Exercise requirements: Copy out every line of the data below verbatim, changing nothing.

-- Start of Raw records --

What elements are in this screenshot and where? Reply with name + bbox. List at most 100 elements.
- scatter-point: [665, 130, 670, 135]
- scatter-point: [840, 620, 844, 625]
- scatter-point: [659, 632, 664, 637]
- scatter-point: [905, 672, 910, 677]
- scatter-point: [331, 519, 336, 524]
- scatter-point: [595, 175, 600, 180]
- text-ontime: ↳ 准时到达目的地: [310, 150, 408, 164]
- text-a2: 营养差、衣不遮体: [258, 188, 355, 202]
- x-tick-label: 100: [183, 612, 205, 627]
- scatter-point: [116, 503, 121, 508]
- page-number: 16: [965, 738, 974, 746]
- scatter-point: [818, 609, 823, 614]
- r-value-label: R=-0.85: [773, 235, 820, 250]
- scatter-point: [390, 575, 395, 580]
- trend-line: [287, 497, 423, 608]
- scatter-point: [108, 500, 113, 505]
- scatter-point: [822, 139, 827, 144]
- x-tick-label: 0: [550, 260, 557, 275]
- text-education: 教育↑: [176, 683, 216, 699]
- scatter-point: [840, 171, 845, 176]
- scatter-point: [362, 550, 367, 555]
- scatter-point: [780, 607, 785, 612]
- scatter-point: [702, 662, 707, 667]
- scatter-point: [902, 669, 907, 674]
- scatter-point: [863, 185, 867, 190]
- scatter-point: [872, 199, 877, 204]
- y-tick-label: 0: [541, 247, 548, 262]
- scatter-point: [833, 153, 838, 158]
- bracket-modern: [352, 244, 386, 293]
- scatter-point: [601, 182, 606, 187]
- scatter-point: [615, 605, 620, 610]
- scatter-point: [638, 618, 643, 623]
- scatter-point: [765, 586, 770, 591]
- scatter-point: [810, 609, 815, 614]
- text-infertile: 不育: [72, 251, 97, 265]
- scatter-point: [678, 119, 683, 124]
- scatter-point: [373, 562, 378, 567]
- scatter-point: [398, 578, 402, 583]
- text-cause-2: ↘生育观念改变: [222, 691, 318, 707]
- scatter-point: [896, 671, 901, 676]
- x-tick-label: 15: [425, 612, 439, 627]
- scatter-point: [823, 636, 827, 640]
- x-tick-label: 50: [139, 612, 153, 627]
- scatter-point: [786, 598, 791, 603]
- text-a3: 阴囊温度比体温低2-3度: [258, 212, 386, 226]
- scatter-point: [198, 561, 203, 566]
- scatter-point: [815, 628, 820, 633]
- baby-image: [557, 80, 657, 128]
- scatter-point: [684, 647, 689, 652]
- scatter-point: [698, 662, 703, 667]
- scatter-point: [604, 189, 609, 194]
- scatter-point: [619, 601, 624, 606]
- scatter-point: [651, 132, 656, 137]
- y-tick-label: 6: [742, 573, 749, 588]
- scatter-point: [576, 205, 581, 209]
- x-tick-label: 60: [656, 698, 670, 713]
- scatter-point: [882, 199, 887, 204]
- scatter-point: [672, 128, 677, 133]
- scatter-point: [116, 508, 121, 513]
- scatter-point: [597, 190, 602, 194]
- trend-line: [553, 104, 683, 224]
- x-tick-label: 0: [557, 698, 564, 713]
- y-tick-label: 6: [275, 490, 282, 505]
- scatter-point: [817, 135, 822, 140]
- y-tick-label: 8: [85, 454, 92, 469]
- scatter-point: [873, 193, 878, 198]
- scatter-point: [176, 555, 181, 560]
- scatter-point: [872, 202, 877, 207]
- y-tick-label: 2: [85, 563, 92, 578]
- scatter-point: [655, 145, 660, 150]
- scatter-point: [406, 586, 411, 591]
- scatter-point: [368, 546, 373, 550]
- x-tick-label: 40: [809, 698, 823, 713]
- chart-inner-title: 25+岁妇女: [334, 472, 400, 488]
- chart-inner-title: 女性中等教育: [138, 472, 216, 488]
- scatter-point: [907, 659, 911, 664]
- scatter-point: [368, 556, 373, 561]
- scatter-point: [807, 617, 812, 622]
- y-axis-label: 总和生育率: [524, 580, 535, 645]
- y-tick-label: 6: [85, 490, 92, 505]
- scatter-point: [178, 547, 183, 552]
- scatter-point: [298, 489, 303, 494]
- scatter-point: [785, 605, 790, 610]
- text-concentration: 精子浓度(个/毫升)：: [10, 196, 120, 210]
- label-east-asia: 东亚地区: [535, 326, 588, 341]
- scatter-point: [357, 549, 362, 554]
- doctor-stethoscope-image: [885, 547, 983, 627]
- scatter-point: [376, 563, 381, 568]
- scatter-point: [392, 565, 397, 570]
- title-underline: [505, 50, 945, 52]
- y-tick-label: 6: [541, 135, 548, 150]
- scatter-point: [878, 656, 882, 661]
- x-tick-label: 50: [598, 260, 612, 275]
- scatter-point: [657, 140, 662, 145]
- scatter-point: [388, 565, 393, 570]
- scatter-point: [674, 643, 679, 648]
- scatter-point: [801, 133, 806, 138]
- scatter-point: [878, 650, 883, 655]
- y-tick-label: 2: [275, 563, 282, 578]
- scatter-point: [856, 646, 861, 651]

-- End of Raw records --

Response to the exercise:
What elements are in this screenshot and where? Reply with name + bbox. List at most 100 elements.
- scatter-point: [665, 130, 670, 135]
- scatter-point: [840, 620, 844, 625]
- scatter-point: [659, 632, 664, 637]
- scatter-point: [905, 672, 910, 677]
- scatter-point: [331, 519, 336, 524]
- scatter-point: [595, 175, 600, 180]
- text-ontime: ↳ 准时到达目的地: [310, 150, 408, 164]
- text-a2: 营养差、衣不遮体: [258, 188, 355, 202]
- x-tick-label: 100: [183, 612, 205, 627]
- scatter-point: [116, 503, 121, 508]
- page-number: 16: [965, 738, 974, 746]
- scatter-point: [818, 609, 823, 614]
- r-value-label: R=-0.85: [773, 235, 820, 250]
- scatter-point: [390, 575, 395, 580]
- trend-line: [287, 497, 423, 608]
- scatter-point: [108, 500, 113, 505]
- scatter-point: [822, 139, 827, 144]
- x-tick-label: 0: [550, 260, 557, 275]
- text-education: 教育↑: [176, 683, 216, 699]
- scatter-point: [840, 171, 845, 176]
- scatter-point: [362, 550, 367, 555]
- scatter-point: [780, 607, 785, 612]
- scatter-point: [702, 662, 707, 667]
- scatter-point: [902, 669, 907, 674]
- scatter-point: [863, 185, 867, 190]
- scatter-point: [872, 199, 877, 204]
- y-tick-label: 0: [541, 247, 548, 262]
- scatter-point: [833, 153, 838, 158]
- bracket-modern: [352, 244, 386, 293]
- scatter-point: [601, 182, 606, 187]
- scatter-point: [615, 605, 620, 610]
- scatter-point: [638, 618, 643, 623]
- scatter-point: [765, 586, 770, 591]
- scatter-point: [810, 609, 815, 614]
- text-infertile: 不育: [72, 251, 97, 265]
- scatter-point: [678, 119, 683, 124]
- scatter-point: [373, 562, 378, 567]
- scatter-point: [398, 578, 402, 583]
- text-cause-2: ↘生育观念改变: [222, 691, 318, 707]
- scatter-point: [896, 671, 901, 676]
- x-tick-label: 15: [425, 612, 439, 627]
- scatter-point: [823, 636, 827, 640]
- x-tick-label: 50: [139, 612, 153, 627]
- scatter-point: [786, 598, 791, 603]
- text-a3: 阴囊温度比体温低2-3度: [258, 212, 386, 226]
- scatter-point: [198, 561, 203, 566]
- scatter-point: [815, 628, 820, 633]
- baby-image: [557, 80, 657, 128]
- scatter-point: [684, 647, 689, 652]
- scatter-point: [698, 662, 703, 667]
- scatter-point: [604, 189, 609, 194]
- scatter-point: [619, 601, 624, 606]
- scatter-point: [651, 132, 656, 137]
- y-tick-label: 6: [742, 573, 749, 588]
- scatter-point: [576, 205, 581, 209]
- x-tick-label: 60: [656, 698, 670, 713]
- scatter-point: [882, 199, 887, 204]
- scatter-point: [672, 128, 677, 133]
- scatter-point: [116, 508, 121, 513]
- scatter-point: [597, 190, 602, 194]
- trend-line: [553, 104, 683, 224]
- x-tick-label: 0: [557, 698, 564, 713]
- y-tick-label: 6: [275, 490, 282, 505]
- scatter-point: [817, 135, 822, 140]
- y-tick-label: 8: [85, 454, 92, 469]
- scatter-point: [873, 193, 878, 198]
- scatter-point: [176, 555, 181, 560]
- scatter-point: [872, 202, 877, 207]
- y-tick-label: 2: [85, 563, 92, 578]
- scatter-point: [655, 145, 660, 150]
- scatter-point: [406, 586, 411, 591]
- scatter-point: [368, 546, 373, 550]
- x-tick-label: 40: [809, 698, 823, 713]
- chart-inner-title: 25+岁妇女: [334, 472, 400, 488]
- chart-inner-title: 女性中等教育: [138, 472, 216, 488]
- scatter-point: [907, 659, 911, 664]
- scatter-point: [368, 556, 373, 561]
- scatter-point: [807, 617, 812, 622]
- y-axis-label: 总和生育率: [524, 580, 535, 645]
- y-tick-label: 6: [85, 490, 92, 505]
- scatter-point: [178, 547, 183, 552]
- scatter-point: [298, 489, 303, 494]
- scatter-point: [785, 605, 790, 610]
- text-concentration: 精子浓度(个/毫升)：: [10, 196, 120, 210]
- label-east-asia: 东亚地区: [535, 326, 588, 341]
- scatter-point: [357, 549, 362, 554]
- doctor-stethoscope-image: [885, 547, 983, 627]
- scatter-point: [376, 563, 381, 568]
- scatter-point: [392, 565, 397, 570]
- title-underline: [505, 50, 945, 52]
- y-tick-label: 6: [541, 135, 548, 150]
- scatter-point: [878, 656, 882, 661]
- x-tick-label: 50: [598, 260, 612, 275]
- scatter-point: [657, 140, 662, 145]
- scatter-point: [388, 565, 393, 570]
- scatter-point: [674, 643, 679, 648]
- scatter-point: [801, 133, 806, 138]
- scatter-point: [878, 650, 883, 655]
- y-tick-label: 2: [275, 563, 282, 578]
- scatter-point: [856, 646, 861, 651]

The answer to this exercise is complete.